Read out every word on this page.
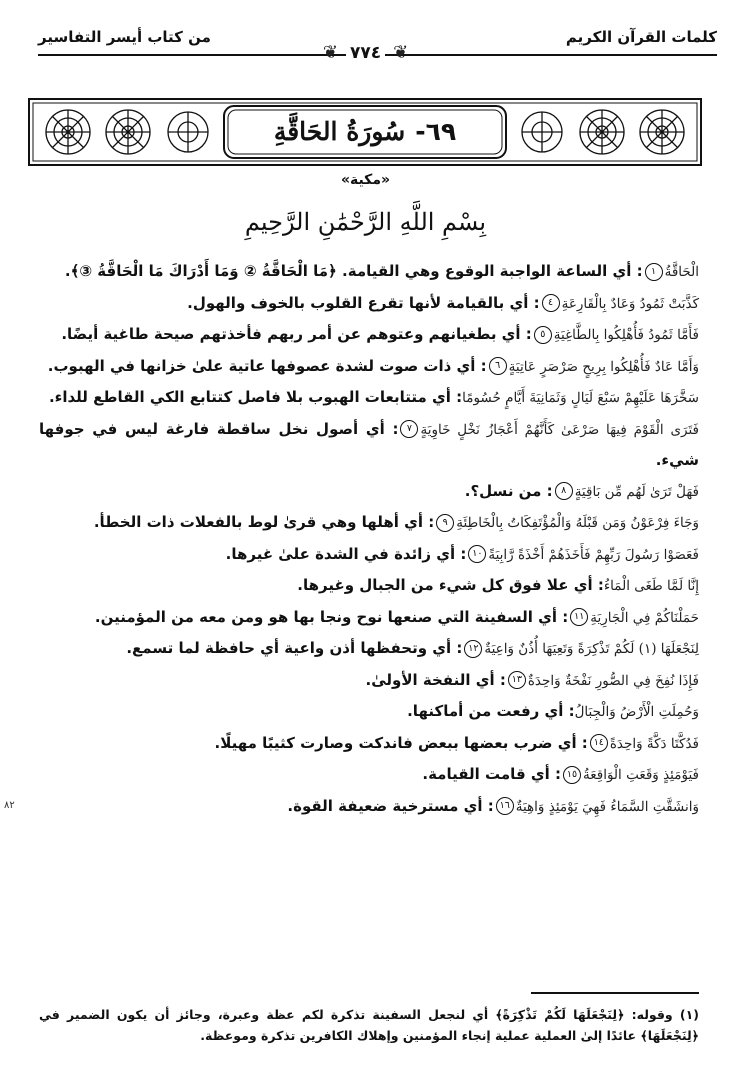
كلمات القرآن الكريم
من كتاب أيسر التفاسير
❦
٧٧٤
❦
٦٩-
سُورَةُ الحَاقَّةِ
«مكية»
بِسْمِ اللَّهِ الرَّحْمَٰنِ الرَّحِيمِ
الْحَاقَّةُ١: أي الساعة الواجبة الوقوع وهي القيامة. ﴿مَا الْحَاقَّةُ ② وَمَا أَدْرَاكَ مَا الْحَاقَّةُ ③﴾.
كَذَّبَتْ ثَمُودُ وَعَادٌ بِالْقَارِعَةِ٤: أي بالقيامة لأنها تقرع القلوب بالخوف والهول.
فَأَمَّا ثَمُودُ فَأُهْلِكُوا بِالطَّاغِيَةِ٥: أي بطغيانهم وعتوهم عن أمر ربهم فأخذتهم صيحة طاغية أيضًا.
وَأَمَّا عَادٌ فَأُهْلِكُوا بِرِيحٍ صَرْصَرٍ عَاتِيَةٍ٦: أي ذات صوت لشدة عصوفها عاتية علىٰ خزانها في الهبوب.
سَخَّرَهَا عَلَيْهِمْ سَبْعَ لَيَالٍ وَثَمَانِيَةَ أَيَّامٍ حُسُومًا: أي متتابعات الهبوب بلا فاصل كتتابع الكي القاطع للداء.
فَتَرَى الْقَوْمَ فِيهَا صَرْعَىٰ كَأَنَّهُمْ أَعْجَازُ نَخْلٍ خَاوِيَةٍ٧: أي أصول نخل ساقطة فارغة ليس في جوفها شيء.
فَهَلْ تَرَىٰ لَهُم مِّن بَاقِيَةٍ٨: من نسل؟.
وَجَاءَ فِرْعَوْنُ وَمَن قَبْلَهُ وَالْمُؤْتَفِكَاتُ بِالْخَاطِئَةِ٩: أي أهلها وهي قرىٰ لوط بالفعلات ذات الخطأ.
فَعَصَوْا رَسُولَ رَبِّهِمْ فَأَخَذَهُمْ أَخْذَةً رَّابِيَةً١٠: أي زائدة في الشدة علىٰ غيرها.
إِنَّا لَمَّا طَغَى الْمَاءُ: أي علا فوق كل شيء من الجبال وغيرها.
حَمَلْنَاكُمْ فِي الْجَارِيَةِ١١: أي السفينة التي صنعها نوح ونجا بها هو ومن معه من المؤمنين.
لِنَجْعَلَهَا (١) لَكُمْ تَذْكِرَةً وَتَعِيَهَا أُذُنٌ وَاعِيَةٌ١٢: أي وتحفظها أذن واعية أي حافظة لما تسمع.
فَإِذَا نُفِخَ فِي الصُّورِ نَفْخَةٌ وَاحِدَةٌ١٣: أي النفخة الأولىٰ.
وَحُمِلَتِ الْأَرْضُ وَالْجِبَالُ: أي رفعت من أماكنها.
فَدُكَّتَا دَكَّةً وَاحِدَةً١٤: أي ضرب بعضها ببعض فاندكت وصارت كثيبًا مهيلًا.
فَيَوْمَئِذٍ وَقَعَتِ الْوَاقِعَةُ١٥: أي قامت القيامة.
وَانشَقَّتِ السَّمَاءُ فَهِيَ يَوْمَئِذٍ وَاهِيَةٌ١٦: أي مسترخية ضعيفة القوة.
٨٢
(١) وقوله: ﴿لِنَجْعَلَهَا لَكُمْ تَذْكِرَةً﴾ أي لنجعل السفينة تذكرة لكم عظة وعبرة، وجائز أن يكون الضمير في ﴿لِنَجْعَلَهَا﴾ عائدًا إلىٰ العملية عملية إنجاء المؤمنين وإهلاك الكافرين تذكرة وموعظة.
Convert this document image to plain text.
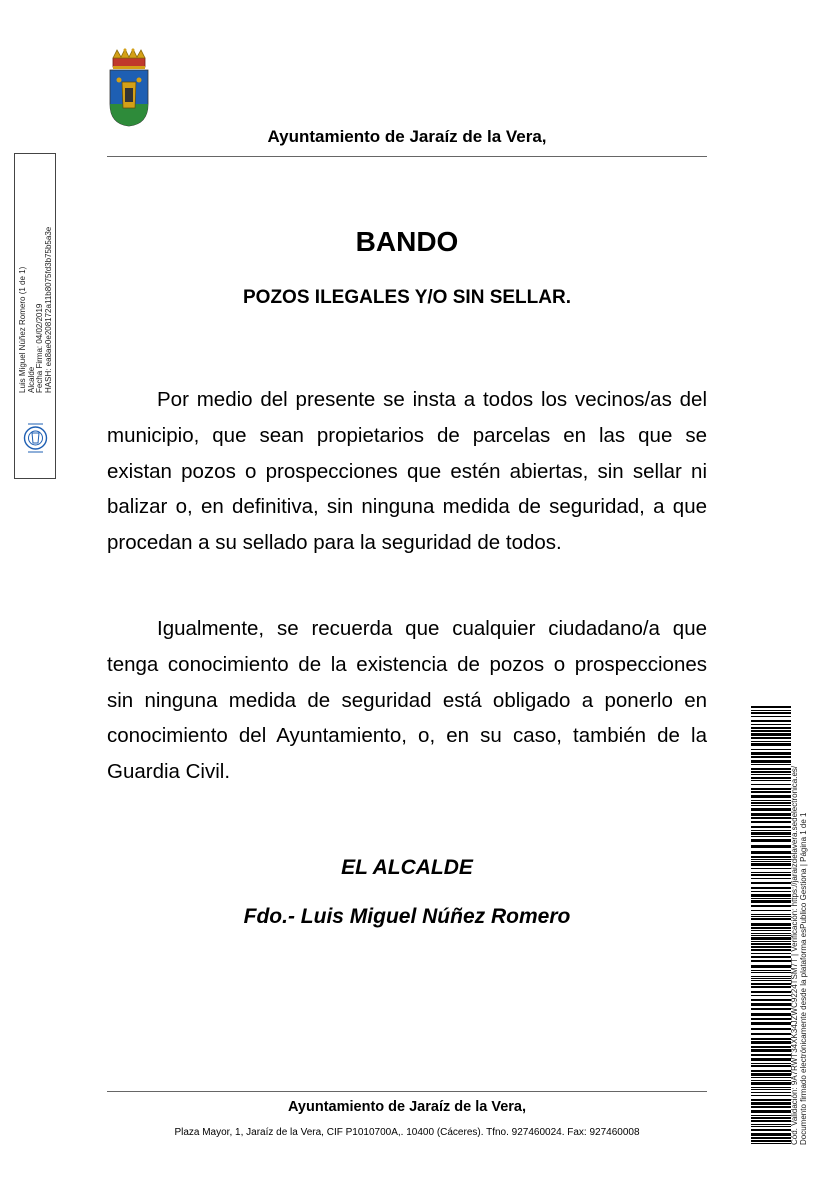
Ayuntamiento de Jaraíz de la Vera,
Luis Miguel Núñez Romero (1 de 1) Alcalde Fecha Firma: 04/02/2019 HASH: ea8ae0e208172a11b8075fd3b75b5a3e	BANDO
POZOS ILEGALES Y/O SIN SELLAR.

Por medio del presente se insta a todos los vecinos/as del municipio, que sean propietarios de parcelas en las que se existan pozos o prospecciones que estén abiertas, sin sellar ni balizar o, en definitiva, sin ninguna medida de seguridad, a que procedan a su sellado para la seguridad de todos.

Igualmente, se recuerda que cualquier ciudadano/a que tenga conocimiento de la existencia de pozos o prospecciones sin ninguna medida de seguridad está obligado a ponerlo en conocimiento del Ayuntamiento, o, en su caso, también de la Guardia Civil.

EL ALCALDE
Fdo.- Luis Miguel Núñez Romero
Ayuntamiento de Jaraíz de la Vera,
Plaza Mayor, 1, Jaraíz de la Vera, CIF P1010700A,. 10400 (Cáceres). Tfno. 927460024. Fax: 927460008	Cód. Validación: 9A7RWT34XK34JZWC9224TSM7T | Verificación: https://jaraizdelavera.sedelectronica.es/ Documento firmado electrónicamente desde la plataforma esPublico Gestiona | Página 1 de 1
================
Only a number is needed: how many lines of the material above contain "this"?

### WRITTEN SOLUTION
2